Among the entries below, find the lines with "label" and copy them.

## Records shown
◆ ◆ ◆
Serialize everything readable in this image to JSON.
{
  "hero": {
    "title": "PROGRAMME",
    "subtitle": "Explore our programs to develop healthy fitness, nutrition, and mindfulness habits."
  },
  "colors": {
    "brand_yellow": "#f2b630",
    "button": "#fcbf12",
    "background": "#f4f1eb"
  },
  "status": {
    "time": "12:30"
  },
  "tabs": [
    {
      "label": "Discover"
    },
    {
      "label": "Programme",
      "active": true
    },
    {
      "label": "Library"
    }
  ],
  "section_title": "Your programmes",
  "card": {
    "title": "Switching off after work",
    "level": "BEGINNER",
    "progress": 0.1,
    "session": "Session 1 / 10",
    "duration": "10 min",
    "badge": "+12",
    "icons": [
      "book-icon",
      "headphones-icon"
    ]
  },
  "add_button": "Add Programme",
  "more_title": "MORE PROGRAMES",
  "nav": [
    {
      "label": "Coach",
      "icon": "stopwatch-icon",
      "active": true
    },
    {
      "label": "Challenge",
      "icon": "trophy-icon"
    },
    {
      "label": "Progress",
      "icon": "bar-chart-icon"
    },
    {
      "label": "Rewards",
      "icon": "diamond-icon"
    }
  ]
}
◆ ◆ ◆
## Full solution
      "label": "Discover"
      "label": "Programme",
      "label": "Library"
      "label": "Coach",
      "label": "Challenge",
      "label": "Progress",
      "label": "Rewards",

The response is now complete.